[Recorded information]:

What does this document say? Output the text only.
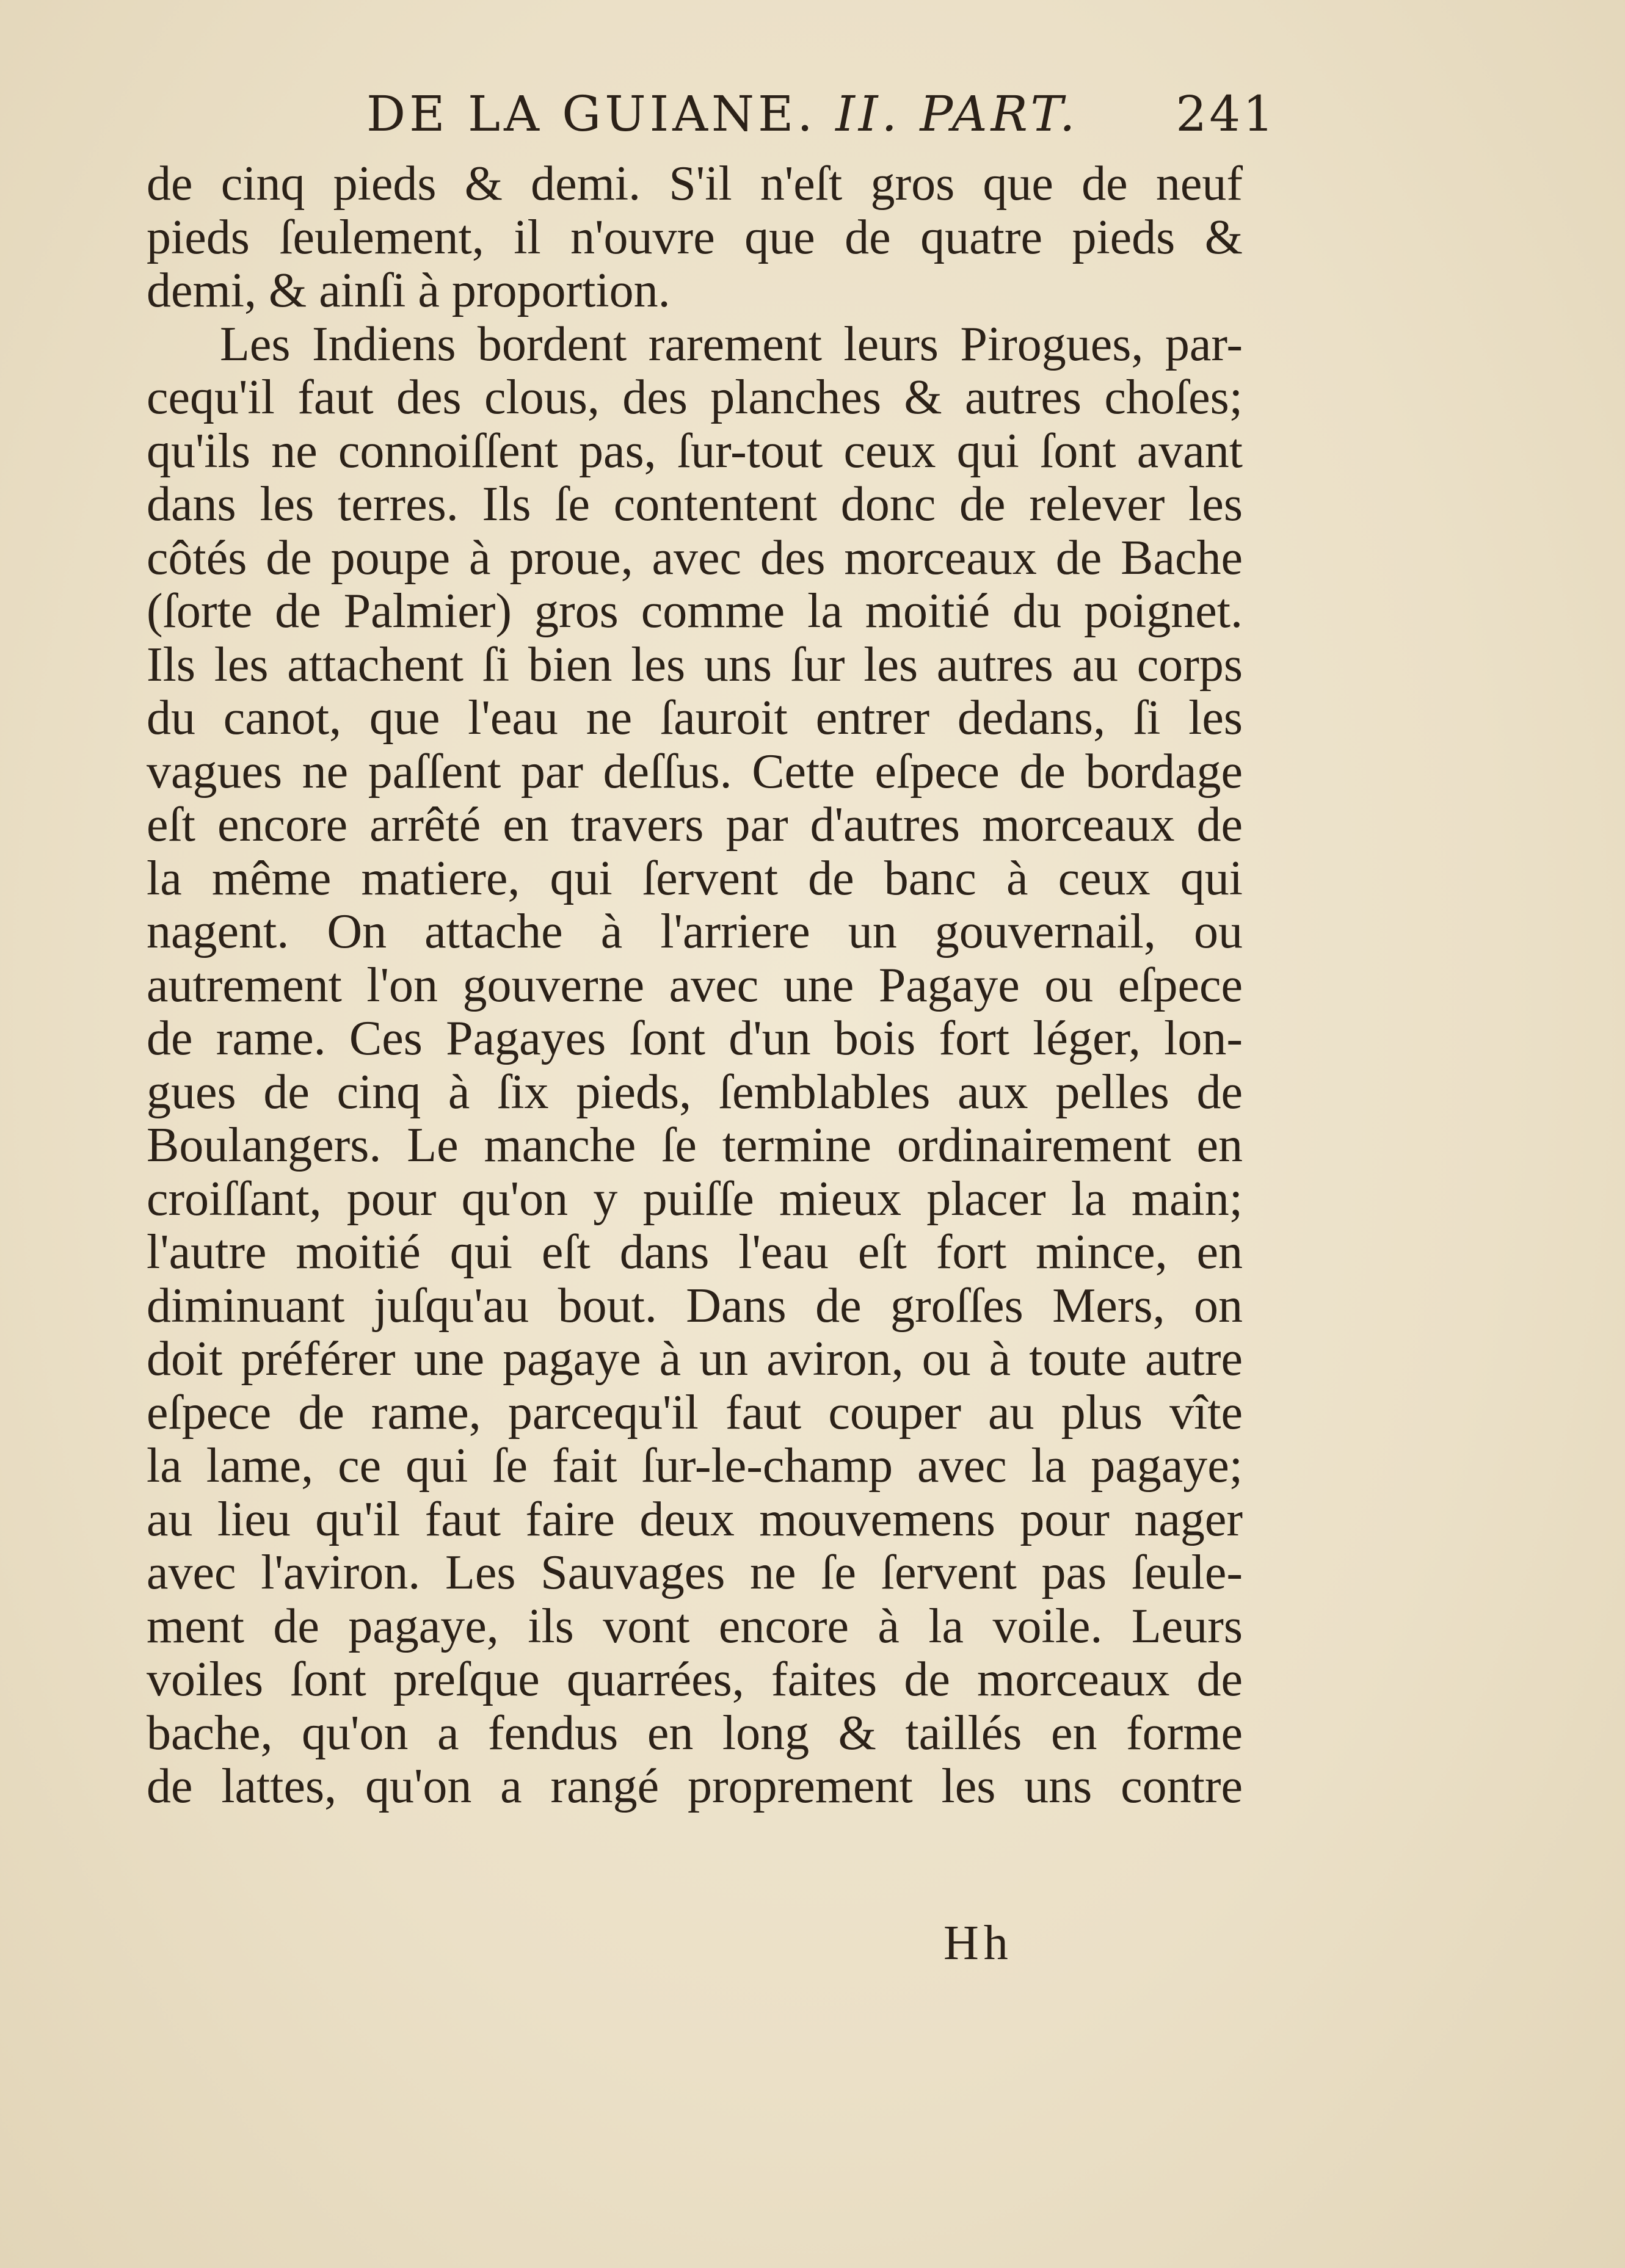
DE LA GUIANE. II. PART. 241
de cinq pieds & demi. S'il n'eſt gros que de neuf
pieds ſeulement, il n'ouvre que de quatre pieds &
demi, & ainſi à proportion.
Les Indiens bordent rarement leurs Pirogues, par-
cequ'il faut des clous, des planches & autres choſes;
qu'ils ne connoiſſent pas, ſur-tout ceux qui ſont avant
dans les terres. Ils ſe contentent donc de relever les
côtés de poupe à proue, avec des morceaux de Bache
(ſorte de Palmier) gros comme la moitié du poignet.
Ils les attachent ſi bien les uns ſur les autres au corps
du canot, que l'eau ne ſauroit entrer dedans, ſi les
vagues ne paſſent par deſſus. Cette eſpece de bordage
eſt encore arrêté en travers par d'autres morceaux de
la même matiere, qui ſervent de banc à ceux qui
nagent. On attache à l'arriere un gouvernail, ou
autrement l'on gouverne avec une Pagaye ou eſpece
de rame. Ces Pagayes ſont d'un bois fort léger, lon-
gues de cinq à ſix pieds, ſemblables aux pelles de
Boulangers. Le manche ſe termine ordinairement en
croiſſant, pour qu'on y puiſſe mieux placer la main;
l'autre moitié qui eſt dans l'eau eſt fort mince, en
diminuant juſqu'au bout. Dans de groſſes Mers, on
doit préférer une pagaye à un aviron, ou à toute autre
eſpece de rame, parcequ'il faut couper au plus vîte
la lame, ce qui ſe fait ſur-le-champ avec la pagaye;
au lieu qu'il faut faire deux mouvemens pour nager
avec l'aviron. Les Sauvages ne ſe ſervent pas ſeule-
ment de pagaye, ils vont encore à la voile. Leurs
voiles ſont preſque quarrées, faites de morceaux de
bache, qu'on a fendus en long & taillés en forme
de lattes, qu'on a rangé proprement les uns contre
Hh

[What is asked]: Restate the records above in full, word for word. Keep pictures out.

[Exercise response]:
What does this document say? Output the text only.
DE LA GUIANE. II. PART. 241
de cinq pieds & demi. S'il n'eſt gros que de neuf
pieds ſeulement, il n'ouvre que de quatre pieds &
demi, & ainſi à proportion.
Les Indiens bordent rarement leurs Pirogues, par-
cequ'il faut des clous, des planches & autres choſes;
qu'ils ne connoiſſent pas, ſur-tout ceux qui ſont avant
dans les terres. Ils ſe contentent donc de relever les
côtés de poupe à proue, avec des morceaux de Bache
(ſorte de Palmier) gros comme la moitié du poignet.
Ils les attachent ſi bien les uns ſur les autres au corps
du canot, que l'eau ne ſauroit entrer dedans, ſi les
vagues ne paſſent par deſſus. Cette eſpece de bordage
eſt encore arrêté en travers par d'autres morceaux de
la même matiere, qui ſervent de banc à ceux qui
nagent. On attache à l'arriere un gouvernail, ou
autrement l'on gouverne avec une Pagaye ou eſpece
de rame. Ces Pagayes ſont d'un bois fort léger, lon-
gues de cinq à ſix pieds, ſemblables aux pelles de
Boulangers. Le manche ſe termine ordinairement en
croiſſant, pour qu'on y puiſſe mieux placer la main;
l'autre moitié qui eſt dans l'eau eſt fort mince, en
diminuant juſqu'au bout. Dans de groſſes Mers, on
doit préférer une pagaye à un aviron, ou à toute autre
eſpece de rame, parcequ'il faut couper au plus vîte
la lame, ce qui ſe fait ſur-le-champ avec la pagaye;
au lieu qu'il faut faire deux mouvemens pour nager
avec l'aviron. Les Sauvages ne ſe ſervent pas ſeule-
ment de pagaye, ils vont encore à la voile. Leurs
voiles ſont preſque quarrées, faites de morceaux de
bache, qu'on a fendus en long & taillés en forme
de lattes, qu'on a rangé proprement les uns contre
Hh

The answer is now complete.